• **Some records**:
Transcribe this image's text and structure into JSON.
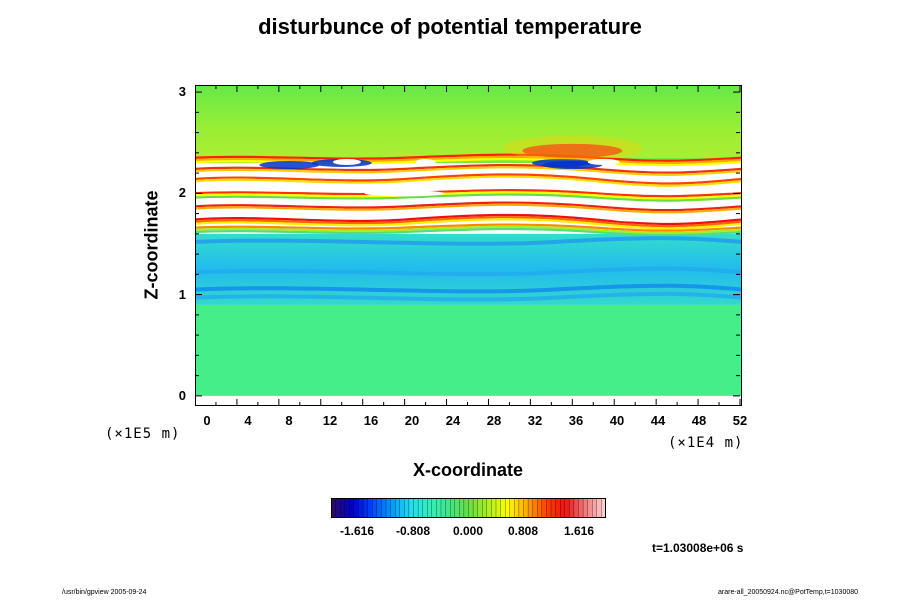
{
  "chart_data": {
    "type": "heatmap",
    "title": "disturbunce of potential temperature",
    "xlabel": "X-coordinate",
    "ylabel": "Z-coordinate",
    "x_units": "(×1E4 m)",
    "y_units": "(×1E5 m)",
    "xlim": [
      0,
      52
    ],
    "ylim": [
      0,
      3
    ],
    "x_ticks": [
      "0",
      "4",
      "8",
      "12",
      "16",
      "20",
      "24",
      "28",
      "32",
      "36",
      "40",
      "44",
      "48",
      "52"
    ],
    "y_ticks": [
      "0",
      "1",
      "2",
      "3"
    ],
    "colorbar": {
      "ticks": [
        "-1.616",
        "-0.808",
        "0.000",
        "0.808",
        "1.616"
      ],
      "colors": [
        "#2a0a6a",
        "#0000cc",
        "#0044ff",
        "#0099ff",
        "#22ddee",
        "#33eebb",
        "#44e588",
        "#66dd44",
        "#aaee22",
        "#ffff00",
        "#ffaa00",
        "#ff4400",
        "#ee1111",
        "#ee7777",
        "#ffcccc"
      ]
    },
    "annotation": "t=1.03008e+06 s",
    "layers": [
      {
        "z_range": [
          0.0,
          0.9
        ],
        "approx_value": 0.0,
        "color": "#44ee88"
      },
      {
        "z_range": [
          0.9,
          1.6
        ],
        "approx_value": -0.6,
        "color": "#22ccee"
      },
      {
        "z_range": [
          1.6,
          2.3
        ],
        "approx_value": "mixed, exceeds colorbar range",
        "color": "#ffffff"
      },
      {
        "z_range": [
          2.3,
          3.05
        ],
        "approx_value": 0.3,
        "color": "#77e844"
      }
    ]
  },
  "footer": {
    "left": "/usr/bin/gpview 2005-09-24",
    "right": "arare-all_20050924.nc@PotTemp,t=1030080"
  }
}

• **GOAL**:
Scan the material above. Return every line containing the string "coordinate".

• **RESULT OF THE EXERCISE**:
    "xlabel": "X-coordinate",
    "ylabel": "Z-coordinate",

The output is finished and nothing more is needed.